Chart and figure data
# # #
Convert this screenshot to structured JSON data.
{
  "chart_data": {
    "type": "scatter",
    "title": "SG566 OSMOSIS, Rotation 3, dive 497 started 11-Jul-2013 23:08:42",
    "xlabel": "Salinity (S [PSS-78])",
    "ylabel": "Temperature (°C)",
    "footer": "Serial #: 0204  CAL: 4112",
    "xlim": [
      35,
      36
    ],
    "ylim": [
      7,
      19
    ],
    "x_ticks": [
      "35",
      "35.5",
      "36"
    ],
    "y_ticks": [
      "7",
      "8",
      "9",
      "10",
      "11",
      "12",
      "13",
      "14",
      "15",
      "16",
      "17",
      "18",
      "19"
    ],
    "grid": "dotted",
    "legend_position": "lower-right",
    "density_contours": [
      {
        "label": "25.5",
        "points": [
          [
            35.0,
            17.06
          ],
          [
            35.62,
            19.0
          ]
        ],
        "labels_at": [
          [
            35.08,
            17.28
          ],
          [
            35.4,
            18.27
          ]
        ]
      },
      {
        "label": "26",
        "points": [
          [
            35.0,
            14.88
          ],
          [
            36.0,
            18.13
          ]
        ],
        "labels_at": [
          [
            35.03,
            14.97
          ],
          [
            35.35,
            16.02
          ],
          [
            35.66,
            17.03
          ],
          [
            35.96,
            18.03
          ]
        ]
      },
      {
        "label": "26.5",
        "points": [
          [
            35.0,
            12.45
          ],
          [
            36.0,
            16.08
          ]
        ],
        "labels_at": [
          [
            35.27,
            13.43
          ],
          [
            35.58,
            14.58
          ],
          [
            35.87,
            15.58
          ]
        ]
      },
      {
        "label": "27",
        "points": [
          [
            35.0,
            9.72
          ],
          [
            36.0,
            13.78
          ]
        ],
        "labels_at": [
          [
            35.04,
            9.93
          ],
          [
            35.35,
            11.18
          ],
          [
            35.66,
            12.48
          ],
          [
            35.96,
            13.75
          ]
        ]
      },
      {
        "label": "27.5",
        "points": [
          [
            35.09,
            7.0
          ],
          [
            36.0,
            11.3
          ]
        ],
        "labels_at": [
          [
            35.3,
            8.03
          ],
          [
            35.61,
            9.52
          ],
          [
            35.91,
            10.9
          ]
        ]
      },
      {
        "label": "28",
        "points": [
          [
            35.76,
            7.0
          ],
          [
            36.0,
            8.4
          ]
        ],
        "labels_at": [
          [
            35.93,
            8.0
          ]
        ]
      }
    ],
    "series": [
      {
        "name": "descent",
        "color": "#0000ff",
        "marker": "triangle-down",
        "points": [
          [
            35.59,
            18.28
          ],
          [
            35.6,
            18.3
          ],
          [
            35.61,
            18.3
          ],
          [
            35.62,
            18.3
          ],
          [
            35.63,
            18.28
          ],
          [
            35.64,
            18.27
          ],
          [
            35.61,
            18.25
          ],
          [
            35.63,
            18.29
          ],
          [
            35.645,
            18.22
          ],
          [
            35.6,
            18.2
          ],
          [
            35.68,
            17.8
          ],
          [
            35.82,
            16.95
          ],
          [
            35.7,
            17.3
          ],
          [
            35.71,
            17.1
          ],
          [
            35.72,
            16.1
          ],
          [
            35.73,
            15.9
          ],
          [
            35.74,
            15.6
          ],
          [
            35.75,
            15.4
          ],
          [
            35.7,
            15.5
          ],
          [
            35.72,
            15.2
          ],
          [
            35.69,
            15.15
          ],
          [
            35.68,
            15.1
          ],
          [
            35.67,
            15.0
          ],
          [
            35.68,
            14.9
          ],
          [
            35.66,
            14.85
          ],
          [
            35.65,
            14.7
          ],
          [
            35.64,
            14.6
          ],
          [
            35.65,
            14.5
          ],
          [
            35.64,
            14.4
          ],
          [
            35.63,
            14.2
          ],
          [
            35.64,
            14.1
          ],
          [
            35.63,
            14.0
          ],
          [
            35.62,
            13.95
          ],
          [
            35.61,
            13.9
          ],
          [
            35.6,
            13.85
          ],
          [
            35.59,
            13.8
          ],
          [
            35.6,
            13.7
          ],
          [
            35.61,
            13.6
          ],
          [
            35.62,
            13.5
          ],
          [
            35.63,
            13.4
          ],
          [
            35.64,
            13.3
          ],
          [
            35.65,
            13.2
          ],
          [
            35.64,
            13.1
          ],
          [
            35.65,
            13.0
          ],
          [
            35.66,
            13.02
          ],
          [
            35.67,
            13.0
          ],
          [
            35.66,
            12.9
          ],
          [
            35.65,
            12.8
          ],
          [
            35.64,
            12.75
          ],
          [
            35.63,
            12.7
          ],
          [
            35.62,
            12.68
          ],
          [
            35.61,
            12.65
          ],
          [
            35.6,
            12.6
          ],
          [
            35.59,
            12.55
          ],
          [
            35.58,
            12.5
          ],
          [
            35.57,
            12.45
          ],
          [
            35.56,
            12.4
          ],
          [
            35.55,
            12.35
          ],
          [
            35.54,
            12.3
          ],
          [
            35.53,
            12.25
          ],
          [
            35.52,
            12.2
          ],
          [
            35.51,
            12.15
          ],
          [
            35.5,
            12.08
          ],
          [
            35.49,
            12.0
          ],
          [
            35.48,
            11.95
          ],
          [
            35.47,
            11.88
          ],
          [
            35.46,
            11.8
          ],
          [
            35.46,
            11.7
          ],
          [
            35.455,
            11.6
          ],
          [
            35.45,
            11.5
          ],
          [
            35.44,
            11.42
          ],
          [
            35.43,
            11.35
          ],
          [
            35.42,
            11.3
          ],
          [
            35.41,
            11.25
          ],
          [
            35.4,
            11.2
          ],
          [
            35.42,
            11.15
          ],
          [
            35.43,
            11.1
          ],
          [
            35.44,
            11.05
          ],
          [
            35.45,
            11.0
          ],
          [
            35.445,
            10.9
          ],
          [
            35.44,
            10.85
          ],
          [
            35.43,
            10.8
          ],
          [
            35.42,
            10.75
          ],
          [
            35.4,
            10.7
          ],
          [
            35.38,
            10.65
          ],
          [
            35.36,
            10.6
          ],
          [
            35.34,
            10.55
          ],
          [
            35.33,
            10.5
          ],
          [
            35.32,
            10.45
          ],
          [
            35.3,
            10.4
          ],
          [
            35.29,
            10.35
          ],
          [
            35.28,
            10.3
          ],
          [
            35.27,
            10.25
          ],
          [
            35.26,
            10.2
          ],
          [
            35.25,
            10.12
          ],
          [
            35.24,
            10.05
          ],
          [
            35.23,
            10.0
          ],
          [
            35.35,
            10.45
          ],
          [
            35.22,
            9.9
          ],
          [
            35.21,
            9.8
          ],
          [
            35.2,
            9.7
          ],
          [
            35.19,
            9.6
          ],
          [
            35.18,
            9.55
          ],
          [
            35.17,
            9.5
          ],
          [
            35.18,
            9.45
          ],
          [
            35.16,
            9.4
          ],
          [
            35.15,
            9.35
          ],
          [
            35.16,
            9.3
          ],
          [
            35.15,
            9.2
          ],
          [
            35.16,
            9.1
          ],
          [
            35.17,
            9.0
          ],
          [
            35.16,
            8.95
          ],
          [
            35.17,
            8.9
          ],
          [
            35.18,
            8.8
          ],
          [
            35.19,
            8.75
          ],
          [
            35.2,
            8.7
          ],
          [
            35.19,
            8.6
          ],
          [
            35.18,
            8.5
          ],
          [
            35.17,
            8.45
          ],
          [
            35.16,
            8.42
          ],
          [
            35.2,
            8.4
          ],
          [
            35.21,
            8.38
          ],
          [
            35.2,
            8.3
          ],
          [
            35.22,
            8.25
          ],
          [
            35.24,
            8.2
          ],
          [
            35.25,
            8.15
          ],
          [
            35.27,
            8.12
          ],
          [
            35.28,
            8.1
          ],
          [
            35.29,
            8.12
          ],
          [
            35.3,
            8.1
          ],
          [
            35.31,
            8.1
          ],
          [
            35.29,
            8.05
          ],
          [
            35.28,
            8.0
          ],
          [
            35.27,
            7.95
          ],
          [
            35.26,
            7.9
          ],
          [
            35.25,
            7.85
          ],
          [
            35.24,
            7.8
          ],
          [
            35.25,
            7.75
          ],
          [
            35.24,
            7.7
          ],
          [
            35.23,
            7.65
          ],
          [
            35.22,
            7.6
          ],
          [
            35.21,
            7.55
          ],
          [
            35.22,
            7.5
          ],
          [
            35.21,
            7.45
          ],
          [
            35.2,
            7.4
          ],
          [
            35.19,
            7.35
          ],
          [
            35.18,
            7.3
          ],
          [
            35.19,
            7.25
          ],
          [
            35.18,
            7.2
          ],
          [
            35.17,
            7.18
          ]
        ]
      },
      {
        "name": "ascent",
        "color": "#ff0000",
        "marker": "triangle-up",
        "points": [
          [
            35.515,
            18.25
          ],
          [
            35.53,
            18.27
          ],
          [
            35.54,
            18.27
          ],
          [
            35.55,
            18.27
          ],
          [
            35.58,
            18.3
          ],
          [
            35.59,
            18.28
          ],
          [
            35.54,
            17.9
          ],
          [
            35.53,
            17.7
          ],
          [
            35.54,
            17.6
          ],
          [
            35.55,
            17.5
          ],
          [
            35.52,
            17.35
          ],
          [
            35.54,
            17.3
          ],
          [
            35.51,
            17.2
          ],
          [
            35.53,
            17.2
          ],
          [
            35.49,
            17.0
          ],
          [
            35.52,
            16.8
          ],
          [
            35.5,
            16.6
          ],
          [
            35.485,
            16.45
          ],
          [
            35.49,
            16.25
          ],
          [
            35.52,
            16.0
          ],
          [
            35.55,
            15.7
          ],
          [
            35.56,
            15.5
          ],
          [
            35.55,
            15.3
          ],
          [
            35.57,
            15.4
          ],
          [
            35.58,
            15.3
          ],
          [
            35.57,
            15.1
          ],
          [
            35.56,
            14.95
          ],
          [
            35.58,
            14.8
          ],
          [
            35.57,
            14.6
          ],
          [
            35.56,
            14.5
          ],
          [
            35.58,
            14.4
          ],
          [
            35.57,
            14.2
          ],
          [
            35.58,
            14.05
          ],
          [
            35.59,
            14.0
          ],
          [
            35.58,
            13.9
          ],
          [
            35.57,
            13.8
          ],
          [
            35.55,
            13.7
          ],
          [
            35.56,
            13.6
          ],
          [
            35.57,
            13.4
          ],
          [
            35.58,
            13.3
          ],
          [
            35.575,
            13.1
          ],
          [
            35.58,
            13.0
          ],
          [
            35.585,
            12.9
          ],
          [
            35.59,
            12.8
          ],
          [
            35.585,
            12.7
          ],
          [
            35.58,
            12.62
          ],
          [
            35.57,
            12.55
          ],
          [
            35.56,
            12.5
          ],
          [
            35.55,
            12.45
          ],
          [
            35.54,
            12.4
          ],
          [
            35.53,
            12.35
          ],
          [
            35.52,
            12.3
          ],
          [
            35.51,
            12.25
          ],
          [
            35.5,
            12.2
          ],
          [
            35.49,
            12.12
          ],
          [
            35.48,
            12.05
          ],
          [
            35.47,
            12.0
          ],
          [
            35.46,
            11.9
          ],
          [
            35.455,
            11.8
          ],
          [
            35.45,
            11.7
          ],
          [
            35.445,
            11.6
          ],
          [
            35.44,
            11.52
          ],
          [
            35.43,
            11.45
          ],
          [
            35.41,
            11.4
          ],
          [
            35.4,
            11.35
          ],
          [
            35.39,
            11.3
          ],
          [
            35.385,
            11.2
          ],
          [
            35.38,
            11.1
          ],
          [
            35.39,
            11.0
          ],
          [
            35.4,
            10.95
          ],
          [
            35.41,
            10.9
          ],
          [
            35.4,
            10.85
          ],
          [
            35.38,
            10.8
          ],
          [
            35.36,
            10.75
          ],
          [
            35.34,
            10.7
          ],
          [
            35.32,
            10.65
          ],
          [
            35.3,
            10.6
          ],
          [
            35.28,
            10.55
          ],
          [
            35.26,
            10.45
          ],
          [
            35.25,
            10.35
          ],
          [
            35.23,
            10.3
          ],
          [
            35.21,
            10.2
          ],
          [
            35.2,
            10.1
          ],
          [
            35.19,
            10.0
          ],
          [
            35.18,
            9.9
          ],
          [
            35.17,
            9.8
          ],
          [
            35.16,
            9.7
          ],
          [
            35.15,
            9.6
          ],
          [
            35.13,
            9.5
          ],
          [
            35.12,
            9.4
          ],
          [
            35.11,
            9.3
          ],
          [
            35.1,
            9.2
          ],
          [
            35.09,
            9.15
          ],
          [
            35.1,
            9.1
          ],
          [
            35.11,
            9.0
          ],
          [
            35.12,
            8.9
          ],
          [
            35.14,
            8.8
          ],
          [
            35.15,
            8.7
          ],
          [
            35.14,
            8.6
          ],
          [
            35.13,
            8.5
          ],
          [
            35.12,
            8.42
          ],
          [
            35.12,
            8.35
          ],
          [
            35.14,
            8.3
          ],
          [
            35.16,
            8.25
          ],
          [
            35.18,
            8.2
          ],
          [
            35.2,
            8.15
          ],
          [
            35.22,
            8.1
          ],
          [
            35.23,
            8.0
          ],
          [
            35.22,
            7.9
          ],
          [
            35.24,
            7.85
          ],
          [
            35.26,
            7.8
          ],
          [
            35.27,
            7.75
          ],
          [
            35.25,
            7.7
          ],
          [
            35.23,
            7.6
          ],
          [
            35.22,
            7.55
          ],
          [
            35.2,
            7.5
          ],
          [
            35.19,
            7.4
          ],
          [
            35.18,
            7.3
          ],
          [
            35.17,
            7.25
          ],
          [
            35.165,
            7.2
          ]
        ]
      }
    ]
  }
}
# # #
Given problem: Search the preceding listing for "marker" and extract every line where it is found.

Solution:
        "marker": "triangle-down",
        "marker": "triangle-up",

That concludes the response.